>> START EXERCISE INPUTS

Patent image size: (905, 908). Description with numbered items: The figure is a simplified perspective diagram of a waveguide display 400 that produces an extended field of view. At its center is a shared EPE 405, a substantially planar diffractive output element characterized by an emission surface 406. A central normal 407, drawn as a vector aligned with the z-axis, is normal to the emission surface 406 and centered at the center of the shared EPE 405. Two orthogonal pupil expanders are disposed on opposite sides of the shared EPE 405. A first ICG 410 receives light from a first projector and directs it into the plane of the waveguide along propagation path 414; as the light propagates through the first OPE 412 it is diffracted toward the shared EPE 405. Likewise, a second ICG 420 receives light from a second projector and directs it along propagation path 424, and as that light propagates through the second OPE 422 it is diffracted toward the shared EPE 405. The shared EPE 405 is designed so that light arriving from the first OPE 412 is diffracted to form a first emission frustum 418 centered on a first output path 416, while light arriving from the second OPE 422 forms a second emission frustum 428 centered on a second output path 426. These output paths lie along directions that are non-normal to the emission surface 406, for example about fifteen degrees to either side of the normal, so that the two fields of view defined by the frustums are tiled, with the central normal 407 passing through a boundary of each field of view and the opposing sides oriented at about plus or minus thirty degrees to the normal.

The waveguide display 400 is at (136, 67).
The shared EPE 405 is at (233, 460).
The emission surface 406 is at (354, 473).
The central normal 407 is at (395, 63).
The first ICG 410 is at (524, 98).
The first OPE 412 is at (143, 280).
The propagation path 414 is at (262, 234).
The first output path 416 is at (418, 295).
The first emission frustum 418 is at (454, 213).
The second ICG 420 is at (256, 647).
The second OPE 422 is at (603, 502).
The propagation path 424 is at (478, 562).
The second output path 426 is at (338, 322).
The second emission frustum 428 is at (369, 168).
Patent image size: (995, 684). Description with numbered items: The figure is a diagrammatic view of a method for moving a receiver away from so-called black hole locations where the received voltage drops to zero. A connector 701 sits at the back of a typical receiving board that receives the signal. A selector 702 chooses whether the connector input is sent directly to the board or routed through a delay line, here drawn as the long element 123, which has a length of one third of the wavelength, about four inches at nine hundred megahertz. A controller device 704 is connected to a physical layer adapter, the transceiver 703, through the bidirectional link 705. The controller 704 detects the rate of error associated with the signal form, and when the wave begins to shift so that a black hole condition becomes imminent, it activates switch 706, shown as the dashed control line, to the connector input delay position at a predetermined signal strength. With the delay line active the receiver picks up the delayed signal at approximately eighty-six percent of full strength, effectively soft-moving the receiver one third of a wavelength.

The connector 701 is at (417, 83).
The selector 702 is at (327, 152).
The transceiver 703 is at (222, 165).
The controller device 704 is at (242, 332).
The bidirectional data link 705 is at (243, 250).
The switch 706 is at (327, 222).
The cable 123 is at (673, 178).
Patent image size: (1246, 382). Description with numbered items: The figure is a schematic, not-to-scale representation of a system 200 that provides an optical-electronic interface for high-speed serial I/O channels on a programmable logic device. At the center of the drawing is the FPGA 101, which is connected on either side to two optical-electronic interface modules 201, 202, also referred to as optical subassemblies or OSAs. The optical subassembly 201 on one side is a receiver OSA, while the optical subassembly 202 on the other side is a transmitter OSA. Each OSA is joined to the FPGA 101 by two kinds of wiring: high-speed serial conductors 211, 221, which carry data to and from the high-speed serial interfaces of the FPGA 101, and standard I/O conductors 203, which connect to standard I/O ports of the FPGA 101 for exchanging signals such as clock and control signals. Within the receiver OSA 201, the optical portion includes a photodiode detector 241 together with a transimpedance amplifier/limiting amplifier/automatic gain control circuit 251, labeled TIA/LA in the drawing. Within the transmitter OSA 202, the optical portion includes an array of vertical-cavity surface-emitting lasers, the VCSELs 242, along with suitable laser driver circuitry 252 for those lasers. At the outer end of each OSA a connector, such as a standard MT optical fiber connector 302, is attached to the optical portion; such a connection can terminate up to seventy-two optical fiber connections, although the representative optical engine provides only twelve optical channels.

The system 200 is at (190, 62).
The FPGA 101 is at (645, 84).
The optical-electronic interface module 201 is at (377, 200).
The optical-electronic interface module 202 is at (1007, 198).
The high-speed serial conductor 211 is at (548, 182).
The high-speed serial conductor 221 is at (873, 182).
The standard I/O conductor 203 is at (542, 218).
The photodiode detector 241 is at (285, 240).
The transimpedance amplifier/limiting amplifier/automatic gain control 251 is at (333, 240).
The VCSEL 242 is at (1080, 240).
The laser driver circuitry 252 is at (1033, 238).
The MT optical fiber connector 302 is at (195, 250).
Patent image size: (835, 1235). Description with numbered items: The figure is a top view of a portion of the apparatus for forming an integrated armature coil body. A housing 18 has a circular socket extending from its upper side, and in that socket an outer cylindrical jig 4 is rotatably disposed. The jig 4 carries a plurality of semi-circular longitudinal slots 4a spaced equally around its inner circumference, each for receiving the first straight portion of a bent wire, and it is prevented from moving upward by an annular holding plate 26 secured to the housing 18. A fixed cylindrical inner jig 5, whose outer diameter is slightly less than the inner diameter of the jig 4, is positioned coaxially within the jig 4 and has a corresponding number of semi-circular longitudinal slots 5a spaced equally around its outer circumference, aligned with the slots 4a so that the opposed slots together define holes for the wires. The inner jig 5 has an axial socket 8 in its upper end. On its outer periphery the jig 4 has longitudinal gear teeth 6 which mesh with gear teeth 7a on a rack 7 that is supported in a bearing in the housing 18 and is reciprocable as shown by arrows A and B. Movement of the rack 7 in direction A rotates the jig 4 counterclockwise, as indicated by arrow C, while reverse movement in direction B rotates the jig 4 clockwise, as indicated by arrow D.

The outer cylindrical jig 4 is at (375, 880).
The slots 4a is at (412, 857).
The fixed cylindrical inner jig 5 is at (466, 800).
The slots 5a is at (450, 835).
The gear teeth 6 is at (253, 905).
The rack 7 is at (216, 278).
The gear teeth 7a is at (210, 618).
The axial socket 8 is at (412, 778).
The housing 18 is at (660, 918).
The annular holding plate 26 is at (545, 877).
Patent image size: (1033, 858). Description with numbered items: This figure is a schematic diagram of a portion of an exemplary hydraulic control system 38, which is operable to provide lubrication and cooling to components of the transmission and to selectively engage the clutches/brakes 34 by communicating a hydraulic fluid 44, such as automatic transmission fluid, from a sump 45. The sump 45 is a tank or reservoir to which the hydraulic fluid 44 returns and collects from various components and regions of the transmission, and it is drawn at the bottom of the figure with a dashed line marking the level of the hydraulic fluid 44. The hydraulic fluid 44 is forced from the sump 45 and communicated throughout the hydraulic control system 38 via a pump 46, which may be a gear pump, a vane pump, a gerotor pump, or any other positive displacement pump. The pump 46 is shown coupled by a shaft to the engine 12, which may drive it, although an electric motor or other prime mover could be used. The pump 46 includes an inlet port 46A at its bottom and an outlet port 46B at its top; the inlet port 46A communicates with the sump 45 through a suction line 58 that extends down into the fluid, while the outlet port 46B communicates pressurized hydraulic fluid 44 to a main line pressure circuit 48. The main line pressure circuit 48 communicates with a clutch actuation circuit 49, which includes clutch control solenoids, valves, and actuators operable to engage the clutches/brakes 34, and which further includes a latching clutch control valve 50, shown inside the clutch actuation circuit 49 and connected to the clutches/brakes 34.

>> END EXERCISE INPUTS

**WRITTEN PROBLEM**
Reproduce all of the data above word for word and line by line, changing nothing.

**TASK OUTPUT**
Patent image size: (905, 908). Description with numbered items: The figure is a simplified perspective diagram of a waveguide display 400 that produces an extended field of view. At its center is a shared EPE 405, a substantially planar diffractive output element characterized by an emission surface 406. A central normal 407, drawn as a vector aligned with the z-axis, is normal to the emission surface 406 and centered at the center of the shared EPE 405. Two orthogonal pupil expanders are disposed on opposite sides of the shared EPE 405. A first ICG 410 receives light from a first projector and directs it into the plane of the waveguide along propagation path 414; as the light propagates through the first OPE 412 it is diffracted toward the shared EPE 405. Likewise, a second ICG 420 receives light from a second projector and directs it along propagation path 424, and as that light propagates through the second OPE 422 it is diffracted toward the shared EPE 405. The shared EPE 405 is designed so that light arriving from the first OPE 412 is diffracted to form a first emission frustum 418 centered on a first output path 416, while light arriving from the second OPE 422 forms a second emission frustum 428 centered on a second output path 426. These output paths lie along directions that are non-normal to the emission surface 406, for example about fifteen degrees to either side of the normal, so that the two fields of view defined by the frustums are tiled, with the central normal 407 passing through a boundary of each field of view and the opposing sides oriented at about plus or minus thirty degrees to the normal.

The waveguide display 400 is at (136, 67).
The shared EPE 405 is at (233, 460).
The emission surface 406 is at (354, 473).
The central normal 407 is at (395, 63).
The first ICG 410 is at (524, 98).
The first OPE 412 is at (143, 280).
The propagation path 414 is at (262, 234).
The first output path 416 is at (418, 295).
The first emission frustum 418 is at (454, 213).
The second ICG 420 is at (256, 647).
The second OPE 422 is at (603, 502).
The propagation path 424 is at (478, 562).
The second output path 426 is at (338, 322).
The second emission frustum 428 is at (369, 168).
Patent image size: (995, 684). Description with numbered items: The figure is a diagrammatic view of a method for moving a receiver away from so-called black hole locations where the received voltage drops to zero. A connector 701 sits at the back of a typical receiving board that receives the signal. A selector 702 chooses whether the connector input is sent directly to the board or routed through a delay line, here drawn as the long element 123, which has a length of one third of the wavelength, about four inches at nine hundred megahertz. A controller device 704 is connected to a physical layer adapter, the transceiver 703, through the bidirectional link 705. The controller 704 detects the rate of error associated with the signal form, and when the wave begins to shift so that a black hole condition becomes imminent, it activates switch 706, shown as the dashed control line, to the connector input delay position at a predetermined signal strength. With the delay line active the receiver picks up the delayed signal at approximately eighty-six percent of full strength, effectively soft-moving the receiver one third of a wavelength.

The connector 701 is at (417, 83).
The selector 702 is at (327, 152).
The transceiver 703 is at (222, 165).
The controller device 704 is at (242, 332).
The bidirectional data link 705 is at (243, 250).
The switch 706 is at (327, 222).
The cable 123 is at (673, 178).
Patent image size: (1246, 382). Description with numbered items: The figure is a schematic, not-to-scale representation of a system 200 that provides an optical-electronic interface for high-speed serial I/O channels on a programmable logic device. At the center of the drawing is the FPGA 101, which is connected on either side to two optical-electronic interface modules 201, 202, also referred to as optical subassemblies or OSAs. The optical subassembly 201 on one side is a receiver OSA, while the optical subassembly 202 on the other side is a transmitter OSA. Each OSA is joined to the FPGA 101 by two kinds of wiring: high-speed serial conductors 211, 221, which carry data to and from the high-speed serial interfaces of the FPGA 101, and standard I/O conductors 203, which connect to standard I/O ports of the FPGA 101 for exchanging signals such as clock and control signals. Within the receiver OSA 201, the optical portion includes a photodiode detector 241 together with a transimpedance amplifier/limiting amplifier/automatic gain control circuit 251, labeled TIA/LA in the drawing. Within the transmitter OSA 202, the optical portion includes an array of vertical-cavity surface-emitting lasers, the VCSELs 242, along with suitable laser driver circuitry 252 for those lasers. At the outer end of each OSA a connector, such as a standard MT optical fiber connector 302, is attached to the optical portion; such a connection can terminate up to seventy-two optical fiber connections, although the representative optical engine provides only twelve optical channels.

The system 200 is at (190, 62).
The FPGA 101 is at (645, 84).
The optical-electronic interface module 201 is at (377, 200).
The optical-electronic interface module 202 is at (1007, 198).
The high-speed serial conductor 211 is at (548, 182).
The high-speed serial conductor 221 is at (873, 182).
The standard I/O conductor 203 is at (542, 218).
The photodiode detector 241 is at (285, 240).
The transimpedance amplifier/limiting amplifier/automatic gain control 251 is at (333, 240).
The VCSEL 242 is at (1080, 240).
The laser driver circuitry 252 is at (1033, 238).
The MT optical fiber connector 302 is at (195, 250).
Patent image size: (835, 1235). Description with numbered items: The figure is a top view of a portion of the apparatus for forming an integrated armature coil body. A housing 18 has a circular socket extending from its upper side, and in that socket an outer cylindrical jig 4 is rotatably disposed. The jig 4 carries a plurality of semi-circular longitudinal slots 4a spaced equally around its inner circumference, each for receiving the first straight portion of a bent wire, and it is prevented from moving upward by an annular holding plate 26 secured to the housing 18. A fixed cylindrical inner jig 5, whose outer diameter is slightly less than the inner diameter of the jig 4, is positioned coaxially within the jig 4 and has a corresponding number of semi-circular longitudinal slots 5a spaced equally around its outer circumference, aligned with the slots 4a so that the opposed slots together define holes for the wires. The inner jig 5 has an axial socket 8 in its upper end. On its outer periphery the jig 4 has longitudinal gear teeth 6 which mesh with gear teeth 7a on a rack 7 that is supported in a bearing in the housing 18 and is reciprocable as shown by arrows A and B. Movement of the rack 7 in direction A rotates the jig 4 counterclockwise, as indicated by arrow C, while reverse movement in direction B rotates the jig 4 clockwise, as indicated by arrow D.

The outer cylindrical jig 4 is at (375, 880).
The slots 4a is at (412, 857).
The fixed cylindrical inner jig 5 is at (466, 800).
The slots 5a is at (450, 835).
The gear teeth 6 is at (253, 905).
The rack 7 is at (216, 278).
The gear teeth 7a is at (210, 618).
The axial socket 8 is at (412, 778).
The housing 18 is at (660, 918).
The annular holding plate 26 is at (545, 877).
Patent image size: (1033, 858). Description with numbered items: This figure is a schematic diagram of a portion of an exemplary hydraulic control system 38, which is operable to provide lubrication and cooling to components of the transmission and to selectively engage the clutches/brakes 34 by communicating a hydraulic fluid 44, such as automatic transmission fluid, from a sump 45. The sump 45 is a tank or reservoir to which the hydraulic fluid 44 returns and collects from various components and regions of the transmission, and it is drawn at the bottom of the figure with a dashed line marking the level of the hydraulic fluid 44. The hydraulic fluid 44 is forced from the sump 45 and communicated throughout the hydraulic control system 38 via a pump 46, which may be a gear pump, a vane pump, a gerotor pump, or any other positive displacement pump. The pump 46 is shown coupled by a shaft to the engine 12, which may drive it, although an electric motor or other prime mover could be used. The pump 46 includes an inlet port 46A at its bottom and an outlet port 46B at its top; the inlet port 46A communicates with the sump 45 through a suction line 58 that extends down into the fluid, while the outlet port 46B communicates pressurized hydraulic fluid 44 to a main line pressure circuit 48. The main line pressure circuit 48 communicates with a clutch actuation circuit 49, which includes clutch control solenoids, valves, and actuators operable to engage the clutches/brakes 34, and which further includes a latching clutch control valve 50, shown inside the clutch actuation circuit 49 and connected to the clutches/brakes 34.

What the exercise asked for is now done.